● **What to work on**
Quote all of the data below exactly, please.

Saved entries
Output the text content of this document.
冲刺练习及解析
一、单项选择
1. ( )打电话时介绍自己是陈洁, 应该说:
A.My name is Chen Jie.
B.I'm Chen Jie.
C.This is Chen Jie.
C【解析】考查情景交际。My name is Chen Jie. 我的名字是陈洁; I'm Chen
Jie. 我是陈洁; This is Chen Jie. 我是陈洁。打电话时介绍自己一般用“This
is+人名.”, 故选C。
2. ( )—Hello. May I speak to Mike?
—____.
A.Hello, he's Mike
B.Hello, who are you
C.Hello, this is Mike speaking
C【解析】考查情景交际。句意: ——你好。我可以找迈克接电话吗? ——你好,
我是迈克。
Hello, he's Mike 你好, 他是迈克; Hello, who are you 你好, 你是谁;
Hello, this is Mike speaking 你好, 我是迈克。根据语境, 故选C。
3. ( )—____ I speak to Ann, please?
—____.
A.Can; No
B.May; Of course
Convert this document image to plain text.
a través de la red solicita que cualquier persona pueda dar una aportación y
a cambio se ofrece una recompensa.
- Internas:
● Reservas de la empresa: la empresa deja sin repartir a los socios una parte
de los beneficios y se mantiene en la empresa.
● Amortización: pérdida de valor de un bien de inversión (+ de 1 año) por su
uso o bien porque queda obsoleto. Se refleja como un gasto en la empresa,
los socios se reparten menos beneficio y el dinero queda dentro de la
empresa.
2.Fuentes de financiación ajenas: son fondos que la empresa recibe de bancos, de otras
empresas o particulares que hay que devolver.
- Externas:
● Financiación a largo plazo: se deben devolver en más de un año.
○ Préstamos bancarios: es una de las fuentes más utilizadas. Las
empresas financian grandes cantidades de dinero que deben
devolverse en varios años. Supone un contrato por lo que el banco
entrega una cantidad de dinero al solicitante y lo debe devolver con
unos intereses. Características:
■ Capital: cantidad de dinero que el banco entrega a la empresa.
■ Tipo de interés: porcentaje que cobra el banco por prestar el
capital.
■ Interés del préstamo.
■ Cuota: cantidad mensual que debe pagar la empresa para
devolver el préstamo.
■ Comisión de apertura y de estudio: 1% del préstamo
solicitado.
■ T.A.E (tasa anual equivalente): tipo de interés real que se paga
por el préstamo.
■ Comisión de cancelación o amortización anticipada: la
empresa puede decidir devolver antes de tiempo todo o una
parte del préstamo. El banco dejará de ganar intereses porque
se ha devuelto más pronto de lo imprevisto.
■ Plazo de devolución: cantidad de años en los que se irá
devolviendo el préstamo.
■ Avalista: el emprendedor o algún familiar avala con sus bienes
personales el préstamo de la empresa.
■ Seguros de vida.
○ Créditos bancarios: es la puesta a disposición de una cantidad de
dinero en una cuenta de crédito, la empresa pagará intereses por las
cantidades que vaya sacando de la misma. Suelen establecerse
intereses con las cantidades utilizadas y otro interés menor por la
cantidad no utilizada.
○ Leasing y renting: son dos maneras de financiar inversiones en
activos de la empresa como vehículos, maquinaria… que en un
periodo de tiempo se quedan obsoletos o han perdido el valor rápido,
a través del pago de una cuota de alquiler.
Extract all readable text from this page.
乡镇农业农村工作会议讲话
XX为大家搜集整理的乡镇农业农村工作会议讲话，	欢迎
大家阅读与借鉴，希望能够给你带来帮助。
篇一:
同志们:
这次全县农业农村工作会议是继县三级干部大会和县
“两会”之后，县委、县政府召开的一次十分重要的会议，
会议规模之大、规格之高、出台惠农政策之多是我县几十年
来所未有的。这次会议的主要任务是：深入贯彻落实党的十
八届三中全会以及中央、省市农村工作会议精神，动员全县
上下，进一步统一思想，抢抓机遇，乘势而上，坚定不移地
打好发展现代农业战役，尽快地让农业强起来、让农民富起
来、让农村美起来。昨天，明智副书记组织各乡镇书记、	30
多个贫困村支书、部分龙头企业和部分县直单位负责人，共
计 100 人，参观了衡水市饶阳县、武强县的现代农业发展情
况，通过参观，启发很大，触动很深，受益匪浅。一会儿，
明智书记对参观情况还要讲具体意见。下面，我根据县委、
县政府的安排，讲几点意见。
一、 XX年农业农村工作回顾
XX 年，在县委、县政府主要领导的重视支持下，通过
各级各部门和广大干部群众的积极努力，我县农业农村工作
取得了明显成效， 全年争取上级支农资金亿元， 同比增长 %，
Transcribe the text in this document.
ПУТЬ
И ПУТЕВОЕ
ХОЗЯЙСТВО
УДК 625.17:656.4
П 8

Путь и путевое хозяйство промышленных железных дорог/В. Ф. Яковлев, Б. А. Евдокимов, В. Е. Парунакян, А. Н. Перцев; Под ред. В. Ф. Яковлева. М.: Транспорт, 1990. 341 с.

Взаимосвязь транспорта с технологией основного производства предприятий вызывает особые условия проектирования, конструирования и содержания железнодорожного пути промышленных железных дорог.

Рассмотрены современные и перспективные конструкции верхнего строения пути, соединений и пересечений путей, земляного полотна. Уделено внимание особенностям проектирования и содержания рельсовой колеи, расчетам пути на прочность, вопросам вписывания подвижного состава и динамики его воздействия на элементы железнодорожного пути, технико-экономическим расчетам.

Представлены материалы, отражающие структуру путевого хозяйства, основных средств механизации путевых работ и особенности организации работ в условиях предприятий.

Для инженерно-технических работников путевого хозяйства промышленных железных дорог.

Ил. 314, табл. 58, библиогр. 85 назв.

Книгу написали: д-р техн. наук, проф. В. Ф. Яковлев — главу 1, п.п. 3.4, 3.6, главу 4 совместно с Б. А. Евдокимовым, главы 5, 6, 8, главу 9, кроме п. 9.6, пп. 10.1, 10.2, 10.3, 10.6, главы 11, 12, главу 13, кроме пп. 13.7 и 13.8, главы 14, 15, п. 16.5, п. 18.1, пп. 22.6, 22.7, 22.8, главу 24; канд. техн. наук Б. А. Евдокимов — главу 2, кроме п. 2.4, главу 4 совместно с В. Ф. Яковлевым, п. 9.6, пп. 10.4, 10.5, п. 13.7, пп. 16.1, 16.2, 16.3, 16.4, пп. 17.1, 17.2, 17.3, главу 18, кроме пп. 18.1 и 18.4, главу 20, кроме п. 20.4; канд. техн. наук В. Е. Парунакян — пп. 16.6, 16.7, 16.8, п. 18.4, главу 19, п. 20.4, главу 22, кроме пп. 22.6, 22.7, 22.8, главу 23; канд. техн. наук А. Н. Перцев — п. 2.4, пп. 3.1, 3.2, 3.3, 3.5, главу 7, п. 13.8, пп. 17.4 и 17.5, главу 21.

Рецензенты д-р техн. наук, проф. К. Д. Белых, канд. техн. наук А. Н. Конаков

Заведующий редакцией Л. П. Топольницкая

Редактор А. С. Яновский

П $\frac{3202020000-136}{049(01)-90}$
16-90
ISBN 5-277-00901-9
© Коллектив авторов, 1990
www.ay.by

● **Final result**
Output the text content of this document.
冲刺练习及解析
一、单项选择
1. ( )打电话时介绍自己是陈洁, 应该说:
A.My name is Chen Jie.
B.I'm Chen Jie.
C.This is Chen Jie.
C【解析】考查情景交际。My name is Chen Jie. 我的名字是陈洁; I'm Chen
Jie. 我是陈洁; This is Chen Jie. 我是陈洁。打电话时介绍自己一般用“This
is+人名.”, 故选C。
2. ( )—Hello. May I speak to Mike?
—____.
A.Hello, he's Mike
B.Hello, who are you
C.Hello, this is Mike speaking
C【解析】考查情景交际。句意: ——你好。我可以找迈克接电话吗? ——你好,
我是迈克。
Hello, he's Mike 你好, 他是迈克; Hello, who are you 你好, 你是谁;
Hello, this is Mike speaking 你好, 我是迈克。根据语境, 故选C。
3. ( )—____ I speak to Ann, please?
—____.
A.Can; No
B.May; Of course
Convert this document image to plain text.
a través de la red solicita que cualquier persona pueda dar una aportación y
a cambio se ofrece una recompensa.
- Internas:
● Reservas de la empresa: la empresa deja sin repartir a los socios una parte
de los beneficios y se mantiene en la empresa.
● Amortización: pérdida de valor de un bien de inversión (+ de 1 año) por su
uso o bien porque queda obsoleto. Se refleja como un gasto en la empresa,
los socios se reparten menos beneficio y el dinero queda dentro de la
empresa.
2.Fuentes de financiación ajenas: son fondos que la empresa recibe de bancos, de otras
empresas o particulares que hay que devolver.
- Externas:
● Financiación a largo plazo: se deben devolver en más de un año.
○ Préstamos bancarios: es una de las fuentes más utilizadas. Las
empresas financian grandes cantidades de dinero que deben
devolverse en varios años. Supone un contrato por lo que el banco
entrega una cantidad de dinero al solicitante y lo debe devolver con
unos intereses. Características:
■ Capital: cantidad de dinero que el banco entrega a la empresa.
■ Tipo de interés: porcentaje que cobra el banco por prestar el
capital.
■ Interés del préstamo.
■ Cuota: cantidad mensual que debe pagar la empresa para
devolver el préstamo.
■ Comisión de apertura y de estudio: 1% del préstamo
solicitado.
■ T.A.E (tasa anual equivalente): tipo de interés real que se paga
por el préstamo.
■ Comisión de cancelación o amortización anticipada: la
empresa puede decidir devolver antes de tiempo todo o una
parte del préstamo. El banco dejará de ganar intereses porque
se ha devuelto más pronto de lo imprevisto.
■ Plazo de devolución: cantidad de años en los que se irá
devolviendo el préstamo.
■ Avalista: el emprendedor o algún familiar avala con sus bienes
personales el préstamo de la empresa.
■ Seguros de vida.
○ Créditos bancarios: es la puesta a disposición de una cantidad de
dinero en una cuenta de crédito, la empresa pagará intereses por las
cantidades que vaya sacando de la misma. Suelen establecerse
intereses con las cantidades utilizadas y otro interés menor por la
cantidad no utilizada.
○ Leasing y renting: son dos maneras de financiar inversiones en
activos de la empresa como vehículos, maquinaria… que en un
periodo de tiempo se quedan obsoletos o han perdido el valor rápido,
a través del pago de una cuota de alquiler.
Extract all readable text from this page.
乡镇农业农村工作会议讲话
XX为大家搜集整理的乡镇农业农村工作会议讲话，	欢迎
大家阅读与借鉴，希望能够给你带来帮助。
篇一:
同志们:
这次全县农业农村工作会议是继县三级干部大会和县
“两会”之后，县委、县政府召开的一次十分重要的会议，
会议规模之大、规格之高、出台惠农政策之多是我县几十年
来所未有的。这次会议的主要任务是：深入贯彻落实党的十
八届三中全会以及中央、省市农村工作会议精神，动员全县
上下，进一步统一思想，抢抓机遇，乘势而上，坚定不移地
打好发展现代农业战役，尽快地让农业强起来、让农民富起
来、让农村美起来。昨天，明智副书记组织各乡镇书记、	30
多个贫困村支书、部分龙头企业和部分县直单位负责人，共
计 100 人，参观了衡水市饶阳县、武强县的现代农业发展情
况，通过参观，启发很大，触动很深，受益匪浅。一会儿，
明智书记对参观情况还要讲具体意见。下面，我根据县委、
县政府的安排，讲几点意见。
一、 XX年农业农村工作回顾
XX 年，在县委、县政府主要领导的重视支持下，通过
各级各部门和广大干部群众的积极努力，我县农业农村工作
取得了明显成效， 全年争取上级支农资金亿元， 同比增长 %，
Transcribe the text in this document.
ПУТЬ
И ПУТЕВОЕ
ХОЗЯЙСТВО
УДК 625.17:656.4
П 8

Путь и путевое хозяйство промышленных железных дорог/В. Ф. Яковлев, Б. А. Евдокимов, В. Е. Парунакян, А. Н. Перцев; Под ред. В. Ф. Яковлева. М.: Транспорт, 1990. 341 с.

Взаимосвязь транспорта с технологией основного производства предприятий вызывает особые условия проектирования, конструирования и содержания железнодорожного пути промышленных железных дорог.

Рассмотрены современные и перспективные конструкции верхнего строения пути, соединений и пересечений путей, земляного полотна. Уделено внимание особенностям проектирования и содержания рельсовой колеи, расчетам пути на прочность, вопросам вписывания подвижного состава и динамики его воздействия на элементы железнодорожного пути, технико-экономическим расчетам.

Представлены материалы, отражающие структуру путевого хозяйства, основных средств механизации путевых работ и особенности организации работ в условиях предприятий.

Для инженерно-технических работников путевого хозяйства промышленных железных дорог.

Ил. 314, табл. 58, библиогр. 85 назв.

Книгу написали: д-р техн. наук, проф. В. Ф. Яковлев — главу 1, п.п. 3.4, 3.6, главу 4 совместно с Б. А. Евдокимовым, главы 5, 6, 8, главу 9, кроме п. 9.6, пп. 10.1, 10.2, 10.3, 10.6, главы 11, 12, главу 13, кроме пп. 13.7 и 13.8, главы 14, 15, п. 16.5, п. 18.1, пп. 22.6, 22.7, 22.8, главу 24; канд. техн. наук Б. А. Евдокимов — главу 2, кроме п. 2.4, главу 4 совместно с В. Ф. Яковлевым, п. 9.6, пп. 10.4, 10.5, п. 13.7, пп. 16.1, 16.2, 16.3, 16.4, пп. 17.1, 17.2, 17.3, главу 18, кроме пп. 18.1 и 18.4, главу 20, кроме п. 20.4; канд. техн. наук В. Е. Парунакян — пп. 16.6, 16.7, 16.8, п. 18.4, главу 19, п. 20.4, главу 22, кроме пп. 22.6, 22.7, 22.8, главу 23; канд. техн. наук А. Н. Перцев — п. 2.4, пп. 3.1, 3.2, 3.3, 3.5, главу 7, п. 13.8, пп. 17.4 и 17.5, главу 21.

Рецензенты д-р техн. наук, проф. К. Д. Белых, канд. техн. наук А. Н. Конаков

Заведующий редакцией Л. П. Топольницкая

Редактор А. С. Яновский

П $\frac{3202020000-136}{049(01)-90}$
16-90
ISBN 5-277-00901-9
© Коллектив авторов, 1990
www.ay.by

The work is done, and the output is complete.